— Start of RECORDS SUPPLIED —
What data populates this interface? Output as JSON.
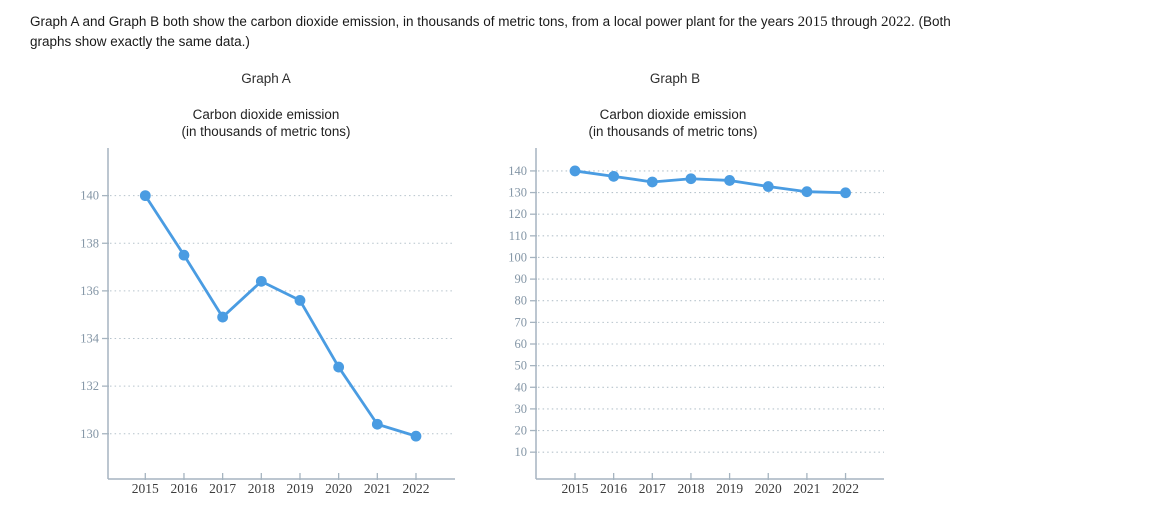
{
  "question": {
    "before_years": "Graph A and Graph B both show the carbon dioxide emission, in thousands of metric tons, from a local power plant for the years ",
    "year_start": "2015",
    "between_years": " through ",
    "year_end": "2022",
    "after_years": ". (Both",
    "line2": "graphs show exactly the same data.)"
  },
  "colors": {
    "line": "#4a9ce2",
    "axis": "#a6b4c0",
    "grid": "#b6c3cc",
    "ytick_label": "#8496a6",
    "xtick_label": "#3d3d3d",
    "text": "#1a1a1a"
  },
  "chart_data": [
    {
      "id": "graph-a",
      "type": "line",
      "title": "Graph A",
      "subtitle_line1": "Carbon dioxide emission",
      "subtitle_line2": "(in thousands of metric tons)",
      "xlabel": "",
      "ylabel": "",
      "categories": [
        "2015",
        "2016",
        "2017",
        "2018",
        "2019",
        "2020",
        "2021",
        "2022"
      ],
      "values": [
        140,
        137.5,
        134.9,
        136.4,
        135.6,
        132.8,
        130.4,
        129.9
      ],
      "yticks": [
        130,
        132,
        134,
        136,
        138,
        140
      ],
      "ylim": [
        128.1,
        142.0
      ],
      "gridlines": "dotted horizontal",
      "legend": "none"
    },
    {
      "id": "graph-b",
      "type": "line",
      "title": "Graph B",
      "subtitle_line1": "Carbon dioxide emission",
      "subtitle_line2": "(in thousands of metric tons)",
      "xlabel": "",
      "ylabel": "",
      "categories": [
        "2015",
        "2016",
        "2017",
        "2018",
        "2019",
        "2020",
        "2021",
        "2022"
      ],
      "values": [
        140,
        137.5,
        134.9,
        136.4,
        135.6,
        132.8,
        130.4,
        129.9
      ],
      "yticks": [
        10,
        20,
        30,
        40,
        50,
        60,
        70,
        80,
        90,
        100,
        110,
        120,
        130,
        140
      ],
      "ylim": [
        -2.4,
        150.6
      ],
      "gridlines": "dotted horizontal",
      "legend": "none"
    }
  ]
}
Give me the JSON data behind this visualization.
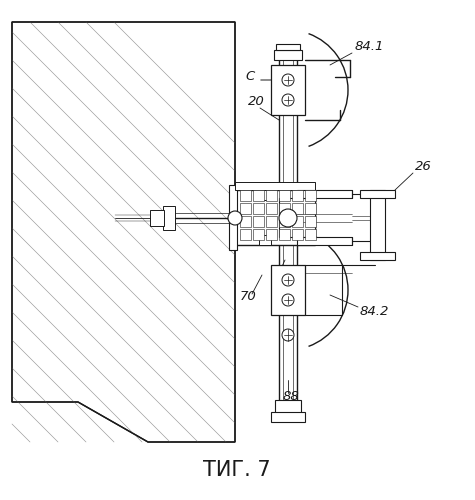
{
  "title": "ΤИГ. 7",
  "title_fontsize": 15,
  "background_color": "#ffffff",
  "line_color": "#1a1a1a",
  "fig_width": 4.75,
  "fig_height": 5.0,
  "dpi": 100
}
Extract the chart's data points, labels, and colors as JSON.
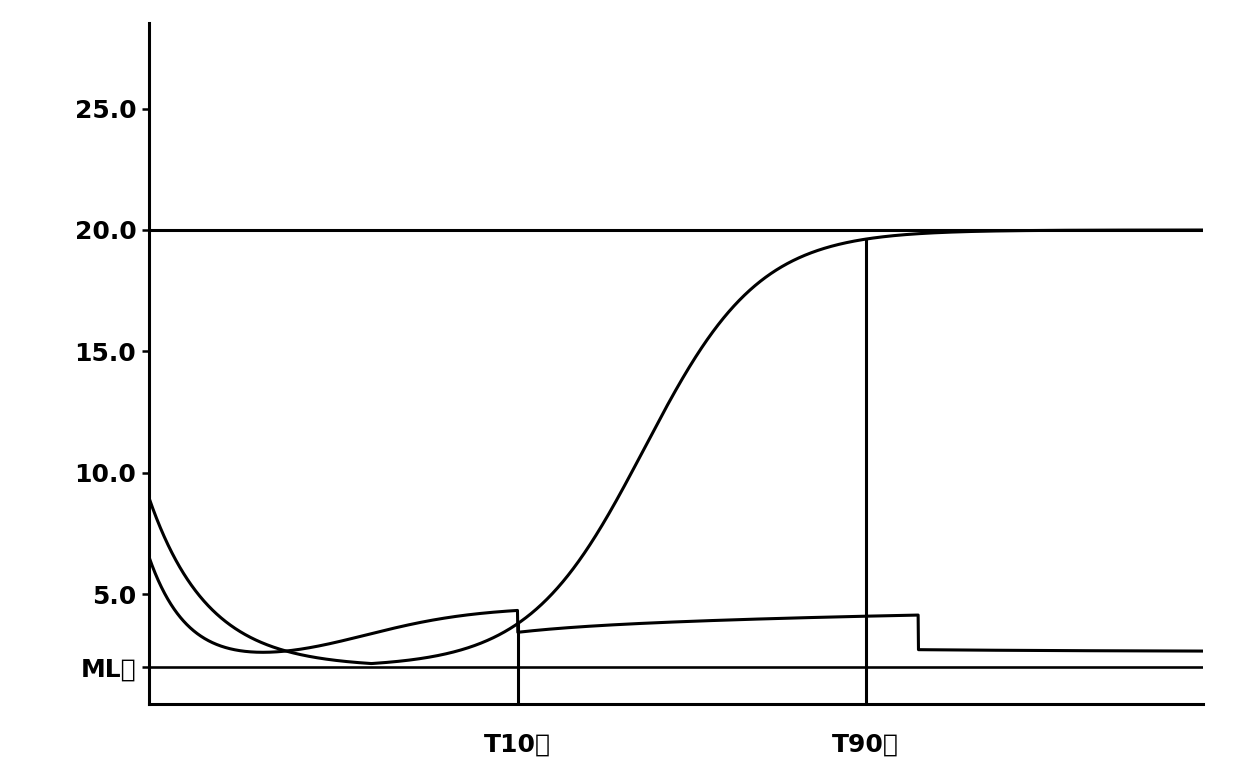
{
  "background_color": "#ffffff",
  "line_color": "#000000",
  "ylim": [
    0.5,
    28.5
  ],
  "xlim": [
    0,
    100
  ],
  "ml_value": 2.0,
  "mh_value": 20.0,
  "t10_x": 35,
  "t90_x": 68,
  "t10_label": "T10値",
  "t90_label": "T90値",
  "ml_label": "ML値",
  "label_fontsize": 18,
  "tick_fontsize": 18,
  "linewidth": 2.2,
  "ytick_positions": [
    2.0,
    5.0,
    10.0,
    15.0,
    20.0,
    25.0
  ],
  "ytick_labels": [
    "ML値",
    "5.0",
    "10.0",
    "15.0",
    "20.0",
    "25.0"
  ]
}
— End of RECORDS SUPPLIED —
— YOUR OBJECTIVE —
How many lines in the records above contain the word "colors"? Reply with the number alone.

— EXERCISE SOLUTION —
2